→ Requirement
Return the lines below that carry the word "image".

→ Extracted records
————————

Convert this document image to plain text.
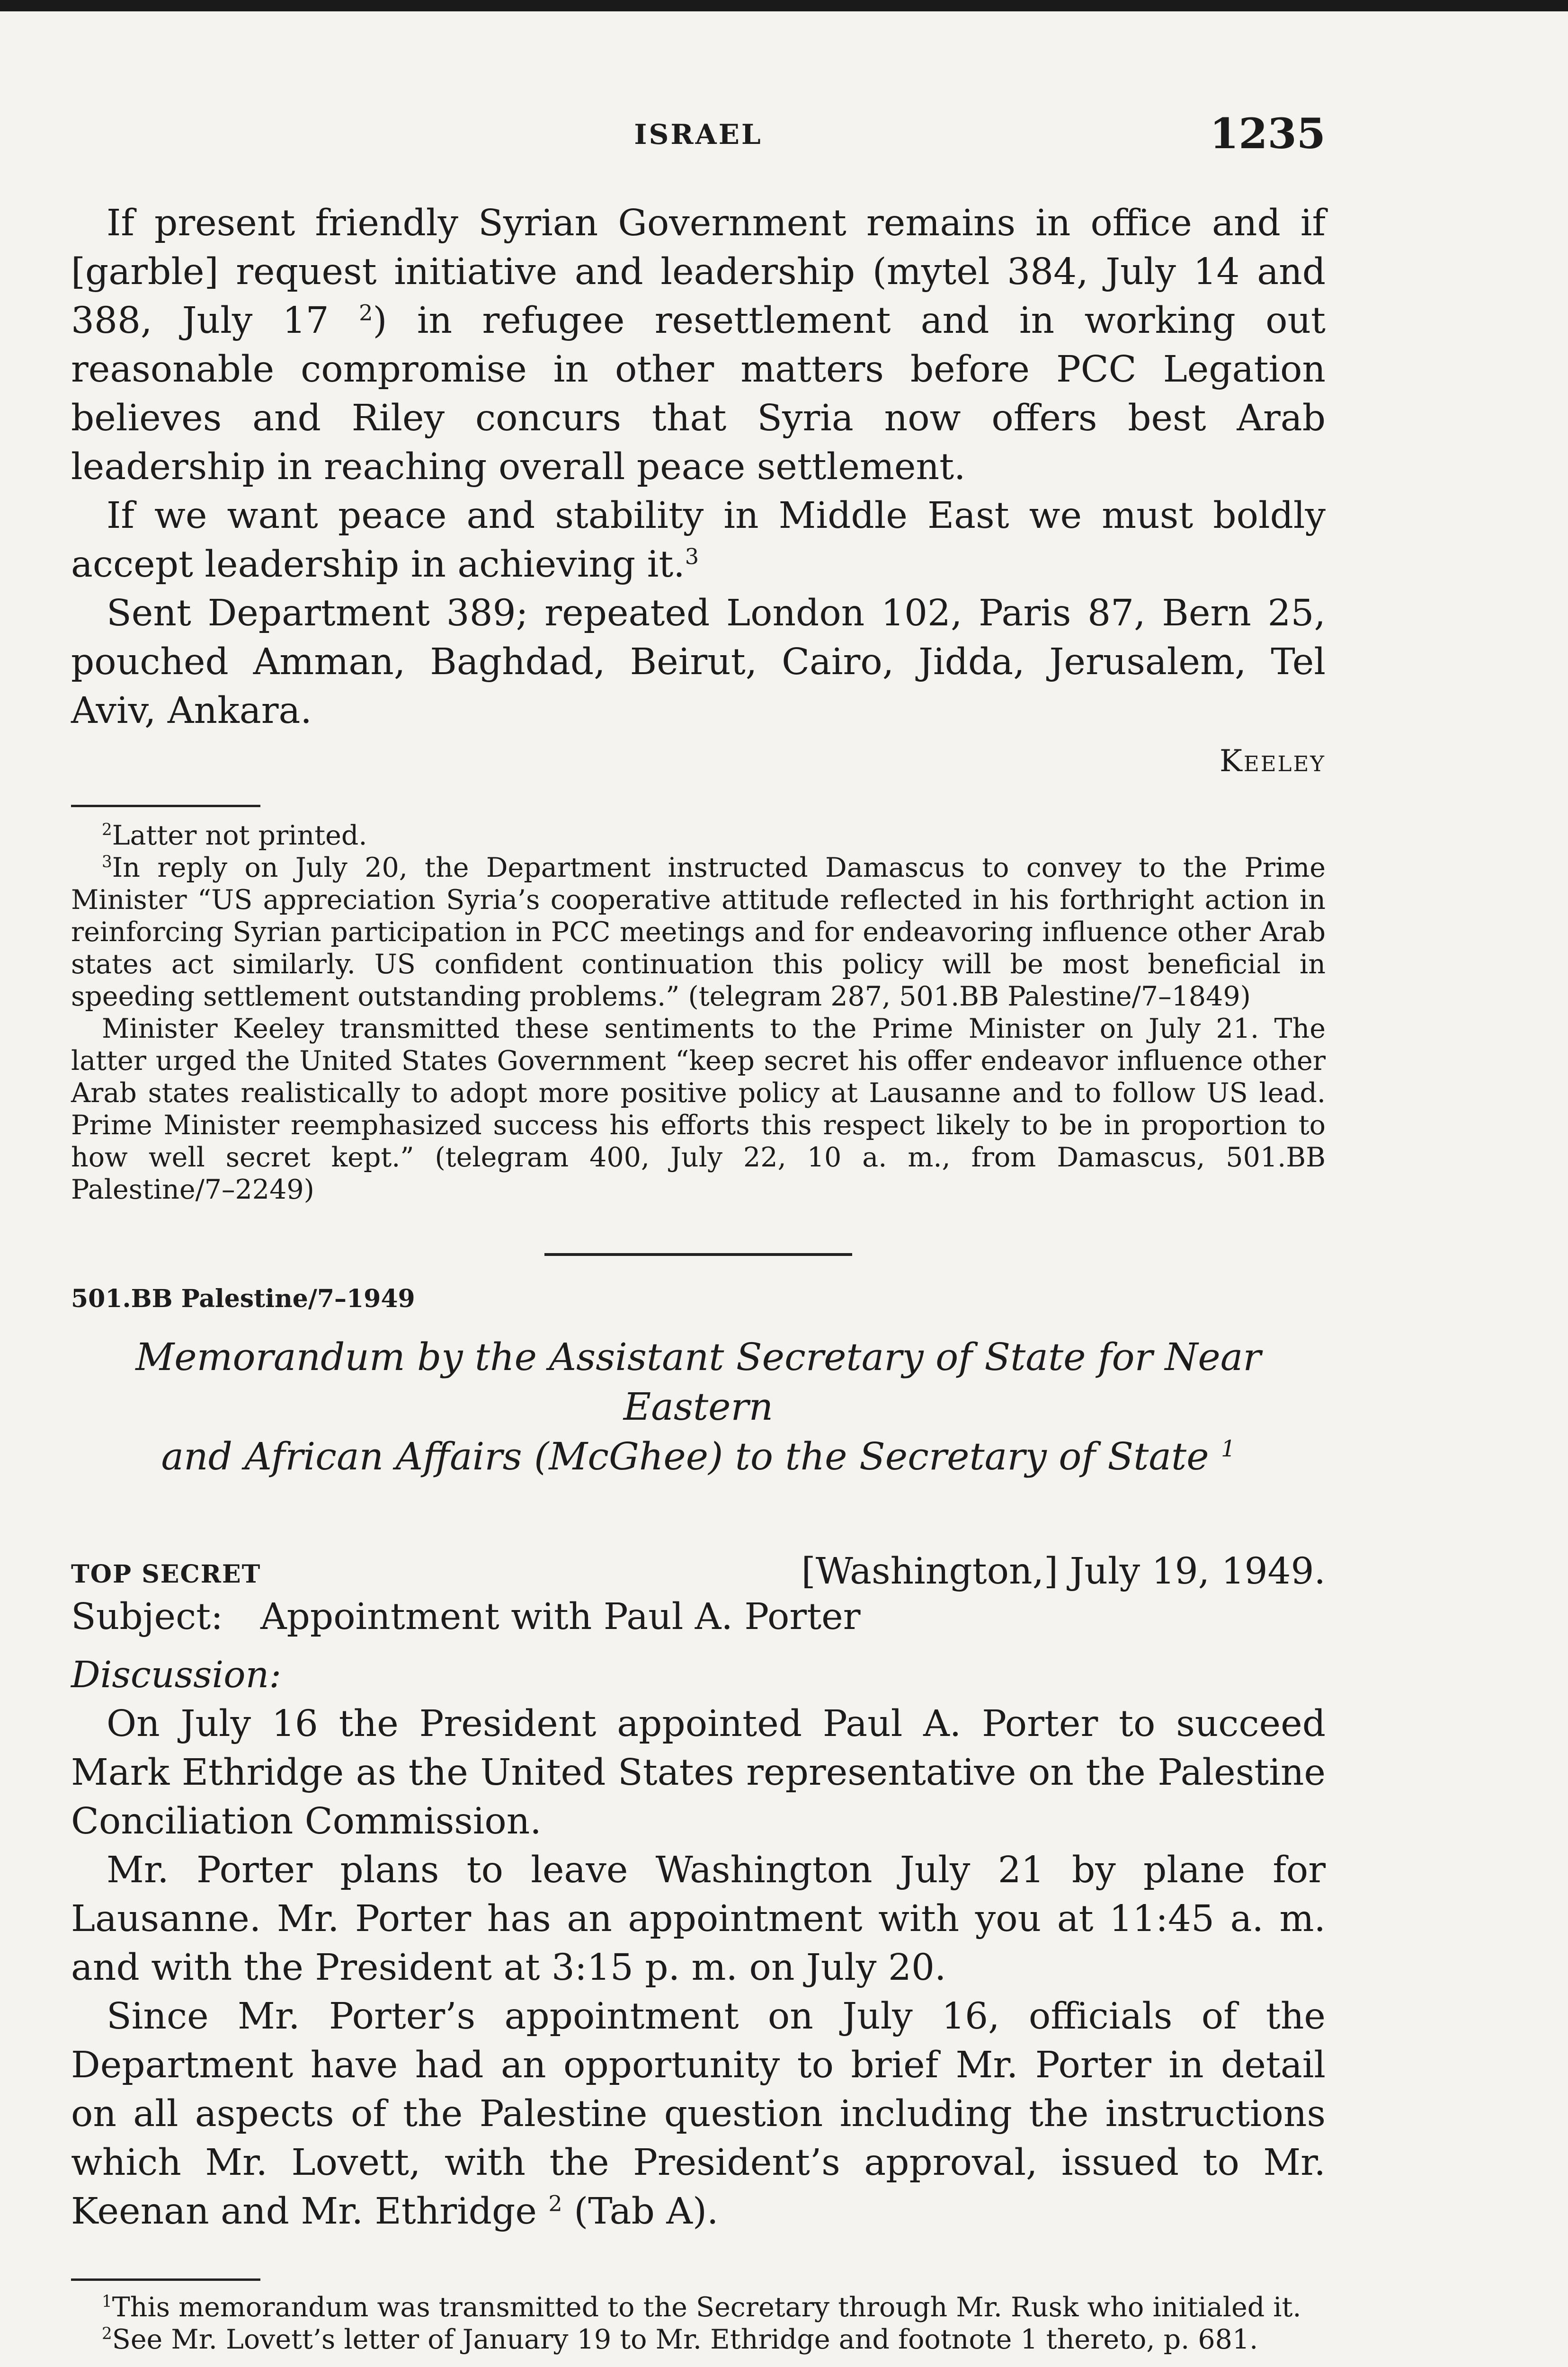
ISRAEL	1235

If present friendly Syrian Government remains in office and if [garble] request initiative and leadership (mytel 384, July 14 and 388, July 17 $^2$) in refugee resettlement and in working out reasonable compromise in other matters before PCC Legation believes and Riley concurs that Syria now offers best Arab leadership in reaching overall peace settlement.

If we want peace and stability in Middle East we must boldly accept leadership in achieving it.$^3$

Sent Department 389; repeated London 102, Paris 87, Bern 25, pouched Amman, Baghdad, Beirut, Cairo, Jidda, Jerusalem, Tel Aviv, Ankara.

Keeley

$^2$Latter not printed.

$^3$In reply on July 20, the Department instructed Damascus to convey to the Prime Minister “US appreciation Syria’s cooperative attitude reflected in his forthright action in reinforcing Syrian participation in PCC meetings and for endeavoring influence other Arab states act similarly. US confident continuation this policy will be most beneficial in speeding settlement outstanding problems.” (telegram 287, 501.BB Palestine/7–1849)

Minister Keeley transmitted these sentiments to the Prime Minister on July 21. The latter urged the United States Government “keep secret his offer endeavor influence other Arab states realistically to adopt more positive policy at Lausanne and to follow US lead. Prime Minister reemphasized success his efforts this respect likely to be in proportion to how well secret kept.” (telegram 400, July 22, 10 a. m., from Damascus, 501.BB Palestine/7–2249)

501.BB Palestine/7–1949
Memorandum by the Assistant Secretary of State for Near Eastern
and African Affairs (McGhee) to the Secretary of State $^1$
TOP SECRET	[Washington,] July 19, 1949.
Subject: Appointment with Paul A. Porter
Discussion:

On July 16 the President appointed Paul A. Porter to succeed Mark Ethridge as the United States representative on the Palestine Conciliation Commission.

Mr. Porter plans to leave Washington July 21 by plane for Lausanne. Mr. Porter has an appointment with you at 11:45 a. m. and with the President at 3:15 p. m. on July 20.

Since Mr. Porter’s appointment on July 16, officials of the Department have had an opportunity to brief Mr. Porter in detail on all aspects of the Palestine question including the instructions which Mr. Lovett, with the President’s approval, issued to Mr. Keenan and Mr. Ethridge $^2$ (Tab A).

$^1$This memorandum was transmitted to the Secretary through Mr. Rusk who initialed it.

$^2$See Mr. Lovett’s letter of January 19 to Mr. Ethridge and footnote 1 thereto, p. 681.
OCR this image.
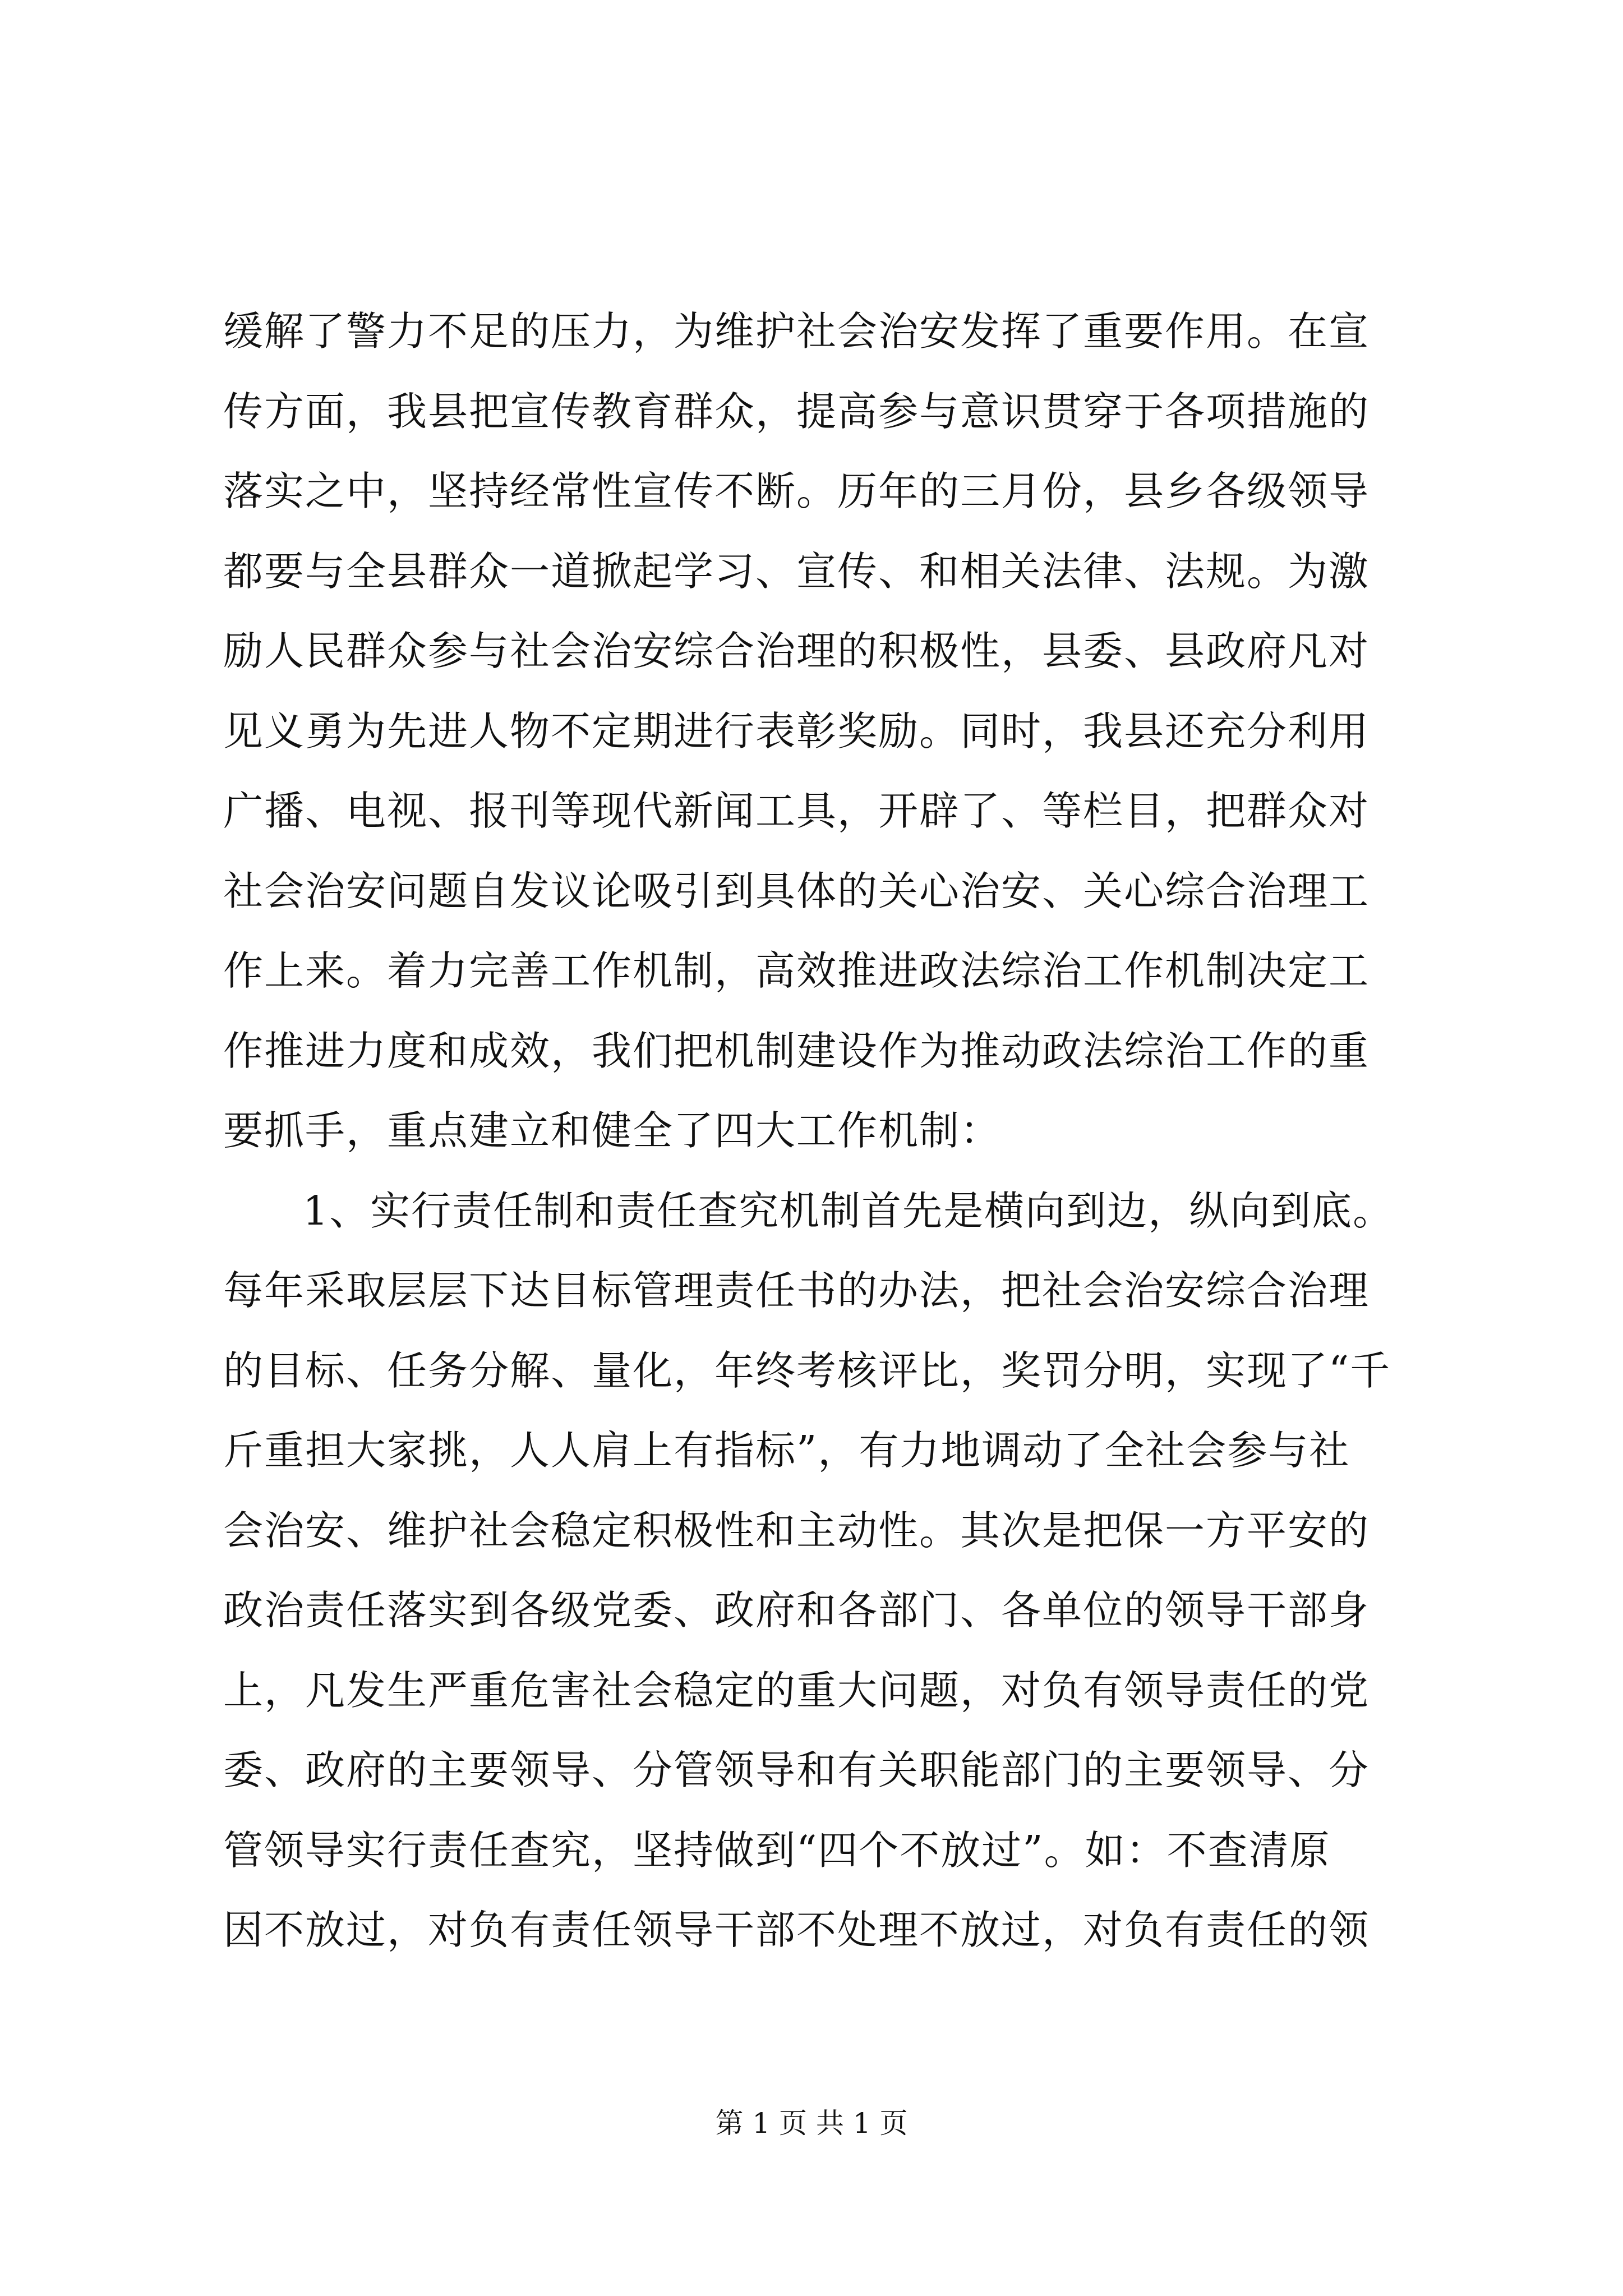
缓解了警力不足的压力，为维护社会治安发挥了重要作用。在宣
传方面，我县把宣传教育群众，提高参与意识贯穿于各项措施的
落实之中，坚持经常性宣传不断。历年的三月份，县乡各级领导
都要与全县群众一道掀起学习、宣传、和相关法律、法规。为激
励人民群众参与社会治安综合治理的积极性，县委、县政府凡对
见义勇为先进人物不定期进行表彰奖励。同时，我县还充分利用
广播、电视、报刊等现代新闻工具，开辟了、等栏目，把群众对
社会治安问题自发议论吸引到具体的关心治安、关心综合治理工
作上来。着力完善工作机制，高效推进政法综治工作机制决定工
作推进力度和成效，我们把机制建设作为推动政法综治工作的重
要抓手，重点建立和健全了四大工作机制：
1、实行责任制和责任查究机制首先是横向到边，纵向到底。
每年采取层层下达目标管理责任书的办法，把社会治安综合治理
的目标、任务分解、量化，年终考核评比，奖罚分明，实现了“千
斤重担大家挑，人人肩上有指标”，有力地调动了全社会参与社
会治安、维护社会稳定积极性和主动性。其次是把保一方平安的
政治责任落实到各级党委、政府和各部门、各单位的领导干部身
上，凡发生严重危害社会稳定的重大问题，对负有领导责任的党
委、政府的主要领导、分管领导和有关职能部门的主要领导、分
管领导实行责任查究，坚持做到“四个不放过”。如：不查清原
因不放过，对负有责任领导干部不处理不放过，对负有责任的领
第 1 页 共 1 页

————————

→ Expected answer
Convert this document image to plain text.
OCR this image.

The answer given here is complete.